:: GIVEN REQUEST ::
Copy out every line exactly, passing over the pictures.

:: DATASET EXCERPTS ::
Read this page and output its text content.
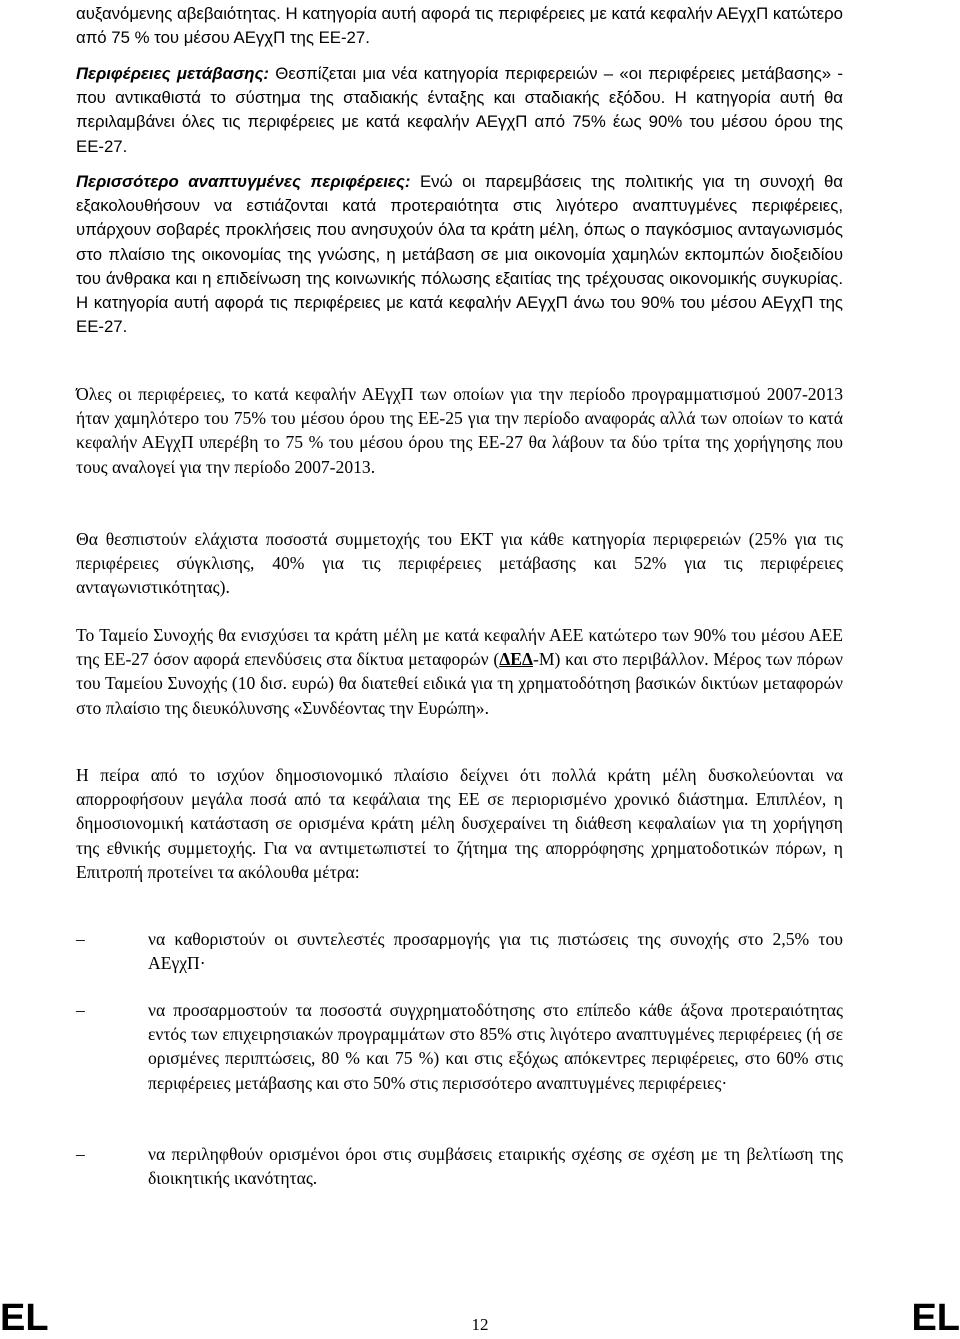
αυξανόμενης αβεβαιότητας. Η κατηγορία αυτή αφορά τις περιφέρειες με κατά κεφαλήν ΑΕγχΠ κατώτερο από 75 % του μέσου ΑΕγχΠ της ΕΕ-27.

Περιφέρειες μετάβασης: Θεσπίζεται μια νέα κατηγορία περιφερειών – «οι περιφέρειες μετάβασης» - που αντικαθιστά το σύστημα της σταδιακής ένταξης και σταδιακής εξόδου. Η κατηγορία αυτή θα περιλαμβάνει όλες τις περιφέρειες με κατά κεφαλήν ΑΕγχΠ από 75% έως 90% του μέσου όρου της ΕΕ-27.

Περισσότερο αναπτυγμένες περιφέρειες: Ενώ οι παρεμβάσεις της πολιτικής για τη συνοχή θα εξακολουθήσουν να εστιάζονται κατά προτεραιότητα στις λιγότερο αναπτυγμένες περιφέρειες, υπάρχουν σοβαρές προκλήσεις που ανησυχούν όλα τα κράτη μέλη, όπως ο παγκόσμιος ανταγωνισμός στο πλαίσιο της οικονομίας της γνώσης, η μετάβαση σε μια οικονομία χαμηλών εκπομπών διοξειδίου του άνθρακα και η επιδείνωση της κοινωνικής πόλωσης εξαιτίας της τρέχουσας οικονομικής συγκυρίας. Η κατηγορία αυτή αφορά τις περιφέρειες με κατά κεφαλήν ΑΕγχΠ άνω του 90% του μέσου ΑΕγχΠ της ΕΕ-27.

Όλες οι περιφέρειες, το κατά κεφαλήν ΑΕγχΠ των οποίων για την περίοδο προγραμματισμού 2007-2013 ήταν χαμηλότερο του 75% του μέσου όρου της ΕΕ-25 για την περίοδο αναφοράς αλλά των οποίων το κατά κεφαλήν ΑΕγχΠ υπερέβη το 75 % του μέσου όρου της ΕΕ-27 θα λάβουν τα δύο τρίτα της χορήγησης που τους αναλογεί για την περίοδο 2007-2013.

Θα θεσπιστούν ελάχιστα ποσοστά συμμετοχής του ΕΚΤ για κάθε κατηγορία περιφερειών (25% για τις περιφέρειες σύγκλισης, 40% για τις περιφέρειες μετάβασης και 52% για τις περιφέρειες ανταγωνιστικότητας).

Το Ταμείο Συνοχής θα ενισχύσει τα κράτη μέλη με κατά κεφαλήν ΑΕΕ κατώτερο των 90% του μέσου ΑΕΕ της ΕΕ-27 όσον αφορά επενδύσεις στα δίκτυα μεταφορών (ΔΕΔ-Μ) και στο περιβάλλον. Μέρος των πόρων του Ταμείου Συνοχής (10 δισ. ευρώ) θα διατεθεί ειδικά για τη χρηματοδότηση βασικών δικτύων μεταφορών στο πλαίσιο της διευκόλυνσης «Συνδέοντας την Ευρώπη».

Η πείρα από το ισχύον δημοσιονομικό πλαίσιο δείχνει ότι πολλά κράτη μέλη δυσκολεύονται να απορροφήσουν μεγάλα ποσά από τα κεφάλαια της ΕΕ σε περιορισμένο χρονικό διάστημα. Επιπλέον, η δημοσιονομική κατάσταση σε ορισμένα κράτη μέλη δυσχεραίνει τη διάθεση κεφαλαίων για τη χορήγηση της εθνικής συμμετοχής. Για να αντιμετωπιστεί το ζήτημα της απορρόφησης χρηματοδοτικών πόρων, η Επιτροπή προτείνει τα ακόλουθα μέτρα:

–	να καθοριστούν οι συντελεστές προσαρμογής για τις πιστώσεις της συνοχής στο 2,5% του ΑΕγχΠ·

–	να προσαρμοστούν τα ποσοστά συγχρηματοδότησης στο επίπεδο κάθε άξονα προτεραιότητας εντός των επιχειρησιακών προγραμμάτων στο 85% στις λιγότερο αναπτυγμένες περιφέρειες (ή σε ορισμένες περιπτώσεις, 80 % και 75 %) και στις εξόχως απόκεντρες περιφέρειες, στο 60% στις περιφέρειες μετάβασης και στο 50% στις περισσότερο αναπτυγμένες περιφέρειες·

–	να περιληφθούν ορισμένοι όροι στις συμβάσεις εταιρικής σχέσης σε σχέση με τη βελτίωση της διοικητικής ικανότητας.

EL	12	EL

:: TASK RESPONSE ::
Read this page and output its text content.
αυξανόμενης αβεβαιότητας. Η κατηγορία αυτή αφορά τις περιφέρειες με κατά κεφαλήν ΑΕγχΠ κατώτερο από 75 % του μέσου ΑΕγχΠ της ΕΕ-27.

Περιφέρειες μετάβασης: Θεσπίζεται μια νέα κατηγορία περιφερειών – «οι περιφέρειες μετάβασης» - που αντικαθιστά το σύστημα της σταδιακής ένταξης και σταδιακής εξόδου. Η κατηγορία αυτή θα περιλαμβάνει όλες τις περιφέρειες με κατά κεφαλήν ΑΕγχΠ από 75% έως 90% του μέσου όρου της ΕΕ-27.

Περισσότερο αναπτυγμένες περιφέρειες: Ενώ οι παρεμβάσεις της πολιτικής για τη συνοχή θα εξακολουθήσουν να εστιάζονται κατά προτεραιότητα στις λιγότερο αναπτυγμένες περιφέρειες, υπάρχουν σοβαρές προκλήσεις που ανησυχούν όλα τα κράτη μέλη, όπως ο παγκόσμιος ανταγωνισμός στο πλαίσιο της οικονομίας της γνώσης, η μετάβαση σε μια οικονομία χαμηλών εκπομπών διοξειδίου του άνθρακα και η επιδείνωση της κοινωνικής πόλωσης εξαιτίας της τρέχουσας οικονομικής συγκυρίας. Η κατηγορία αυτή αφορά τις περιφέρειες με κατά κεφαλήν ΑΕγχΠ άνω του 90% του μέσου ΑΕγχΠ της ΕΕ-27.

Όλες οι περιφέρειες, το κατά κεφαλήν ΑΕγχΠ των οποίων για την περίοδο προγραμματισμού 2007-2013 ήταν χαμηλότερο του 75% του μέσου όρου της ΕΕ-25 για την περίοδο αναφοράς αλλά των οποίων το κατά κεφαλήν ΑΕγχΠ υπερέβη το 75 % του μέσου όρου της ΕΕ-27 θα λάβουν τα δύο τρίτα της χορήγησης που τους αναλογεί για την περίοδο 2007-2013.

Θα θεσπιστούν ελάχιστα ποσοστά συμμετοχής του ΕΚΤ για κάθε κατηγορία περιφερειών (25% για τις περιφέρειες σύγκλισης, 40% για τις περιφέρειες μετάβασης και 52% για τις περιφέρειες ανταγωνιστικότητας).

Το Ταμείο Συνοχής θα ενισχύσει τα κράτη μέλη με κατά κεφαλήν ΑΕΕ κατώτερο των 90% του μέσου ΑΕΕ της ΕΕ-27 όσον αφορά επενδύσεις στα δίκτυα μεταφορών (ΔΕΔ-Μ) και στο περιβάλλον. Μέρος των πόρων του Ταμείου Συνοχής (10 δισ. ευρώ) θα διατεθεί ειδικά για τη χρηματοδότηση βασικών δικτύων μεταφορών στο πλαίσιο της διευκόλυνσης «Συνδέοντας την Ευρώπη».

Η πείρα από το ισχύον δημοσιονομικό πλαίσιο δείχνει ότι πολλά κράτη μέλη δυσκολεύονται να απορροφήσουν μεγάλα ποσά από τα κεφάλαια της ΕΕ σε περιορισμένο χρονικό διάστημα. Επιπλέον, η δημοσιονομική κατάσταση σε ορισμένα κράτη μέλη δυσχεραίνει τη διάθεση κεφαλαίων για τη χορήγηση της εθνικής συμμετοχής. Για να αντιμετωπιστεί το ζήτημα της απορρόφησης χρηματοδοτικών πόρων, η Επιτροπή προτείνει τα ακόλουθα μέτρα:

–	να καθοριστούν οι συντελεστές προσαρμογής για τις πιστώσεις της συνοχής στο 2,5% του ΑΕγχΠ·

–	να προσαρμοστούν τα ποσοστά συγχρηματοδότησης στο επίπεδο κάθε άξονα προτεραιότητας εντός των επιχειρησιακών προγραμμάτων στο 85% στις λιγότερο αναπτυγμένες περιφέρειες (ή σε ορισμένες περιπτώσεις, 80 % και 75 %) και στις εξόχως απόκεντρες περιφέρειες, στο 60% στις περιφέρειες μετάβασης και στο 50% στις περισσότερο αναπτυγμένες περιφέρειες·

–	να περιληφθούν ορισμένοι όροι στις συμβάσεις εταιρικής σχέσης σε σχέση με τη βελτίωση της διοικητικής ικανότητας.

EL	12	EL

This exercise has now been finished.